[Start of Supplied information]

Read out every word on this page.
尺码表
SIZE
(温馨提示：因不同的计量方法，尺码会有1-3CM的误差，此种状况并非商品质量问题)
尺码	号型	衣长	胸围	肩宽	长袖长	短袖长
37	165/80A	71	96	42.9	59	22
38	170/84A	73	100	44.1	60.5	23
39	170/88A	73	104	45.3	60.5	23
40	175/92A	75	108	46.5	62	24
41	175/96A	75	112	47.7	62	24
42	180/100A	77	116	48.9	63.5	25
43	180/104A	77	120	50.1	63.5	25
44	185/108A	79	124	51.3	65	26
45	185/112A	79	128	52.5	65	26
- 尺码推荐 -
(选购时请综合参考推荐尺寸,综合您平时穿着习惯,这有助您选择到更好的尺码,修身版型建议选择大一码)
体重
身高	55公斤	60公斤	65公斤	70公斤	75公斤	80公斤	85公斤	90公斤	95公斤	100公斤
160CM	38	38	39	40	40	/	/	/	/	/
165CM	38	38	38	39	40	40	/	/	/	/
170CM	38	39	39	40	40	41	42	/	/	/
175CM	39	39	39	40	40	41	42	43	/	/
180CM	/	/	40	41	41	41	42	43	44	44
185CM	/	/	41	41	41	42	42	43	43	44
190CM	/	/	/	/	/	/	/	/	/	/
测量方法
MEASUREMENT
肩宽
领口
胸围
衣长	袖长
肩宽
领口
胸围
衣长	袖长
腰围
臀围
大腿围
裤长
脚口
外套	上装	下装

[End of Supplied information]
[Start of Supplied information]

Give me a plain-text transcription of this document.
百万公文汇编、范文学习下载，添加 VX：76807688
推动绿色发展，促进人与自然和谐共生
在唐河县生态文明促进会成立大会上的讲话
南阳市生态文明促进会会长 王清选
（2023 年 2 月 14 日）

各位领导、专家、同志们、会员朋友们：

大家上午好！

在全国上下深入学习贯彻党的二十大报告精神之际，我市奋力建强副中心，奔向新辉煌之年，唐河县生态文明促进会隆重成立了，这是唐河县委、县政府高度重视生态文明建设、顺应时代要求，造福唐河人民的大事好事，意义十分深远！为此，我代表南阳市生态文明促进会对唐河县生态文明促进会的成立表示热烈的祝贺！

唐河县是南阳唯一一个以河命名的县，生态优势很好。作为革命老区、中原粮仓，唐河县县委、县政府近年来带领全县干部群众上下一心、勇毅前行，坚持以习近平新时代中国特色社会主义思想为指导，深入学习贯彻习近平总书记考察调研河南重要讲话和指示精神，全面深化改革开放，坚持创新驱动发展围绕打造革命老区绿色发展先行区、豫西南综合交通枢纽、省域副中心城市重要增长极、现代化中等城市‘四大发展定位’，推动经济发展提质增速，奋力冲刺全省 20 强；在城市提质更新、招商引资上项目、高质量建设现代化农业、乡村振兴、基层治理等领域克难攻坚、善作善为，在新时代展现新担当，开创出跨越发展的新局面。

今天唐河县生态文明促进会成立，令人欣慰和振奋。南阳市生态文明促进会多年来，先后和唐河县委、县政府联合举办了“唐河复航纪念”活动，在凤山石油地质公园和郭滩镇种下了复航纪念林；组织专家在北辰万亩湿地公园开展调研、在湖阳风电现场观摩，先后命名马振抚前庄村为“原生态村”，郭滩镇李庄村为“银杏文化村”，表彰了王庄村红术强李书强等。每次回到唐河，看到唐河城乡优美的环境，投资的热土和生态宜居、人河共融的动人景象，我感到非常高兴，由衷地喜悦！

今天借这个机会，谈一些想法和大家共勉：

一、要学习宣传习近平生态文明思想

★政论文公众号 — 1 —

[End of Supplied information]
[Start of Supplied information]

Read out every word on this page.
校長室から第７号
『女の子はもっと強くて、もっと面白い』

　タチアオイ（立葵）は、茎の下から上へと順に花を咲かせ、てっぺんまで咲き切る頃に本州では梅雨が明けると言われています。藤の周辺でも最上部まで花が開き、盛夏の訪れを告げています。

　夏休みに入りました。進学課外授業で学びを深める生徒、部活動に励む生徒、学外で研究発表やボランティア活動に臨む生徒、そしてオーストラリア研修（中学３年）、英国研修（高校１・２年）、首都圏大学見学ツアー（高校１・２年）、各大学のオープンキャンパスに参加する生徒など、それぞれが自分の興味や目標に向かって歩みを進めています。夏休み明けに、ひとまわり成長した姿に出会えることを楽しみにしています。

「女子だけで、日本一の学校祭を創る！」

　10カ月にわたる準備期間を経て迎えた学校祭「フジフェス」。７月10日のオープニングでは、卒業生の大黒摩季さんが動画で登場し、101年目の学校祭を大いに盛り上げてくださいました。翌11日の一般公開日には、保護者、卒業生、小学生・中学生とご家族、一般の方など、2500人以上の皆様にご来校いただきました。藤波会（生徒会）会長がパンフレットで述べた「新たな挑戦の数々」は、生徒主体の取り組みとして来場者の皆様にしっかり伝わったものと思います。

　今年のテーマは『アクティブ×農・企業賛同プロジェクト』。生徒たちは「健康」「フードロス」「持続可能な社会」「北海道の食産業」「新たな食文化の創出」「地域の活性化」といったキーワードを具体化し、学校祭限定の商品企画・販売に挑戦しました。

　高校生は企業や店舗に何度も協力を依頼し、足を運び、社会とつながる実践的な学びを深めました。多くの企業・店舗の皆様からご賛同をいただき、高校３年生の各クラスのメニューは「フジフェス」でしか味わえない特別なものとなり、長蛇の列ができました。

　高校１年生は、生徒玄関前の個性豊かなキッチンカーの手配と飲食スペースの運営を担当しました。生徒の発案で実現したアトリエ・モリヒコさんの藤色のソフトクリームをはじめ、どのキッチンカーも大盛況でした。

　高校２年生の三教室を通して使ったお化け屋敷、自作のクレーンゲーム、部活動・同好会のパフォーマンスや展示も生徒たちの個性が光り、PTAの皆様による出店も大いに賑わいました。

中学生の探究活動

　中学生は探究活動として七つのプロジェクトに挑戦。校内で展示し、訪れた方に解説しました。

[End of Supplied information]

▶ Directions: Take each line containing the string "フジフェス" and copy it out.

▶ Response:
　10カ月にわたる準備期間を経て迎えた学校祭「フジフェス」。７月10日のオープニングでは、卒業生の大黒摩季さんが動画で登場し、101年目の学校祭を大いに盛り上げてくださいました。翌11日の一般公開日には、保護者、卒業生、小学生・中学生とご家族、一般の方など、2500人以上の皆様にご来校いただきました。藤波会（生徒会）会長がパンフレットで述べた「新たな挑戦の数々」は、生徒主体の取り組みとして来場者の皆様にしっかり伝わったものと思います。
　高校生は企業や店舗に何度も協力を依頼し、足を運び、社会とつながる実践的な学びを深めました。多くの企業・店舗の皆様からご賛同をいただき、高校３年生の各クラスのメニューは「フジフェス」でしか味わえない特別なものとなり、長蛇の列ができました。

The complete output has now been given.